━━ DATA LINES

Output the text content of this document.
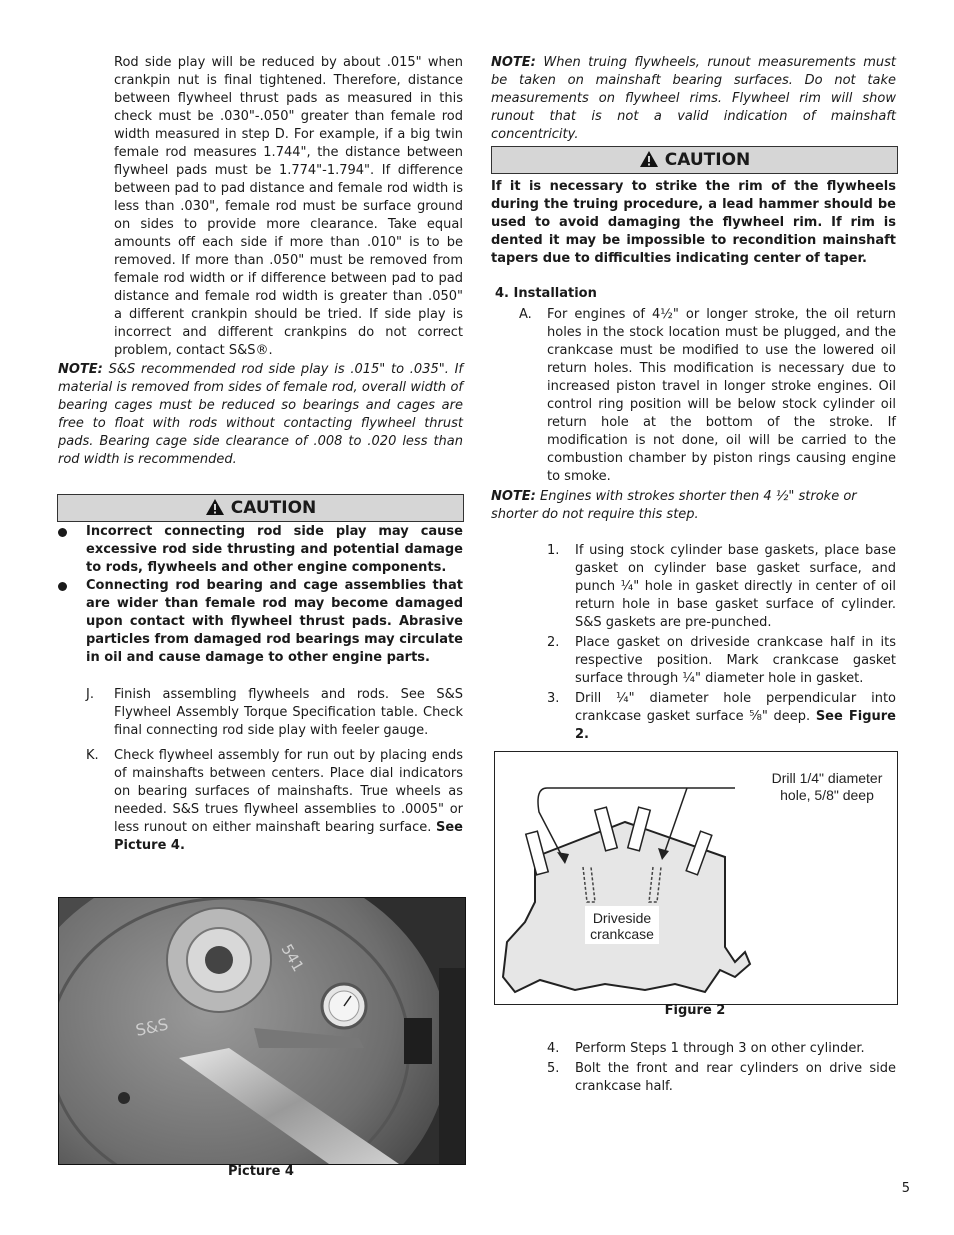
Rod side play will be reduced by about .015" when crankpin nut is final tightened. Therefore, distance between flywheel thrust pads as measured in this check must be .030"-.050" greater than female rod width measured in step D. For example, if a big twin female rod measures 1.744", the distance between flywheel pads must be 1.774"-1.794". If difference between pad to pad distance and female rod width is less than .030", female rod must be surface ground on sides to provide more clearance. Take equal amounts off each side if more than .010" is to be removed. If more than .050" must be removed from female rod width or if difference between pad to pad distance and female rod width is greater than .050" a different crankpin should be tried. If side play is incorrect and different crankpins do not correct problem, contact S&S®.
NOTE: S&S recommended rod side play is .015" to .035". If material is removed from sides of female rod, overall width of bearing cages must be reduced so bearings and cages are free to float with rods without contacting flywheel thrust pads. Bearing cage side clearance of .008 to .020 less than rod width is recommended.
CAUTION
Incorrect connecting rod side play may cause excessive rod side thrusting and potential damage to rods, flywheels and other engine components.
Connecting rod bearing and cage assemblies that are wider than female rod may become damaged upon contact with flywheel thrust pads. Abrasive particles from damaged rod bearings may circulate in oil and cause damage to other engine parts.
J. Finish assembling flywheels and rods. See S&S Flywheel Assembly Torque Specification table. Check final connecting rod side play with feeler gauge.
K. Check flywheel assembly for run out by placing ends of mainshafts between centers. Place dial indicators on bearing surfaces of mainshafts. True wheels as needed. S&S trues flywheel assemblies to .0005" or less runout on either mainshaft bearing surface. See Picture 4.
S&S
541
Picture 4
NOTE: When truing flywheels, runout measurements must be taken on mainshaft bearing surfaces. Do not take measurements on flywheel rims. Flywheel rim will show runout that is not a valid indication of mainshaft concentricity.
CAUTION
If it is necessary to strike the rim of the flywheels during the truing procedure, a lead hammer should be used to avoid damaging the flywheel rim. If rim is dented it may be impossible to recondition mainshaft tapers due to difficulties indicating center of taper.
4. Installation
A. For engines of 4½" or longer stroke, the oil return holes in the stock location must be plugged, and the crankcase must be modified to use the lowered oil return holes. This modification is necessary due to increased piston travel in longer stroke engines. Oil control ring position will be below stock cylinder oil return hole at the bottom of the stroke. If modification is not done, oil will be carried to the combustion chamber by piston rings causing engine to smoke.
NOTE: Engines with strokes shorter then 4 ½" stroke or shorter do not require this step.
1. If using stock cylinder base gaskets, place base gasket on cylinder base gasket surface, and punch ¼" hole in gasket directly in center of oil return hole in base gasket surface of cylinder. S&S gaskets are pre-punched.
2. Place gasket on driveside crankcase half in its respective position. Mark crankcase gasket surface through ¼" diameter hole in gasket.
3. Drill ¼" diameter hole perpendicular into crankcase gasket surface ⅝" deep. See Figure 2.
Drill 1/4" diameter
hole, 5/8" deep
Driveside
crankcase
Figure 2
4. Perform Steps 1 through 3 on other cylinder.
5. Bolt the front and rear cylinders on drive side crankcase half.
5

━━━━

▶ [WORK TO BE COMPLETED] Print all of the entries word for word. Omit the pictures they contain.

▶ [RESULT]
Output the text content of this document.
Rod side play will be reduced by about .015" when crankpin nut is final tightened. Therefore, distance between flywheel thrust pads as measured in this check must be .030"-.050" greater than female rod width measured in step D. For example, if a big twin female rod measures 1.744", the distance between flywheel pads must be 1.774"-1.794". If difference between pad to pad distance and female rod width is less than .030", female rod must be surface ground on sides to provide more clearance. Take equal amounts off each side if more than .010" is to be removed. If more than .050" must be removed from female rod width or if difference between pad to pad distance and female rod width is greater than .050" a different crankpin should be tried. If side play is incorrect and different crankpins do not correct problem, contact S&S®.
NOTE: S&S recommended rod side play is .015" to .035". If material is removed from sides of female rod, overall width of bearing cages must be reduced so bearings and cages are free to float with rods without contacting flywheel thrust pads. Bearing cage side clearance of .008 to .020 less than rod width is recommended.
CAUTION
Incorrect connecting rod side play may cause excessive rod side thrusting and potential damage to rods, flywheels and other engine components.
Connecting rod bearing and cage assemblies that are wider than female rod may become damaged upon contact with flywheel thrust pads. Abrasive particles from damaged rod bearings may circulate in oil and cause damage to other engine parts.
J. Finish assembling flywheels and rods. See S&S Flywheel Assembly Torque Specification table. Check final connecting rod side play with feeler gauge.
K. Check flywheel assembly for run out by placing ends of mainshafts between centers. Place dial indicators on bearing surfaces of mainshafts. True wheels as needed. S&S trues flywheel assemblies to .0005" or less runout on either mainshaft bearing surface. See Picture 4.
S&S
541
Picture 4
NOTE: When truing flywheels, runout measurements must be taken on mainshaft bearing surfaces. Do not take measurements on flywheel rims. Flywheel rim will show runout that is not a valid indication of mainshaft concentricity.
CAUTION
If it is necessary to strike the rim of the flywheels during the truing procedure, a lead hammer should be used to avoid damaging the flywheel rim. If rim is dented it may be impossible to recondition mainshaft tapers due to difficulties indicating center of taper.
4. Installation
A. For engines of 4½" or longer stroke, the oil return holes in the stock location must be plugged, and the crankcase must be modified to use the lowered oil return holes. This modification is necessary due to increased piston travel in longer stroke engines. Oil control ring position will be below stock cylinder oil return hole at the bottom of the stroke. If modification is not done, oil will be carried to the combustion chamber by piston rings causing engine to smoke.
NOTE: Engines with strokes shorter then 4 ½" stroke or shorter do not require this step.
1. If using stock cylinder base gaskets, place base gasket on cylinder base gasket surface, and punch ¼" hole in gasket directly in center of oil return hole in base gasket surface of cylinder. S&S gaskets are pre-punched.
2. Place gasket on driveside crankcase half in its respective position. Mark crankcase gasket surface through ¼" diameter hole in gasket.
3. Drill ¼" diameter hole perpendicular into crankcase gasket surface ⅝" deep. See Figure 2.
Drill 1/4" diameter
hole, 5/8" deep
Driveside
crankcase
Figure 2
4. Perform Steps 1 through 3 on other cylinder.
5. Bolt the front and rear cylinders on drive side crankcase half.
5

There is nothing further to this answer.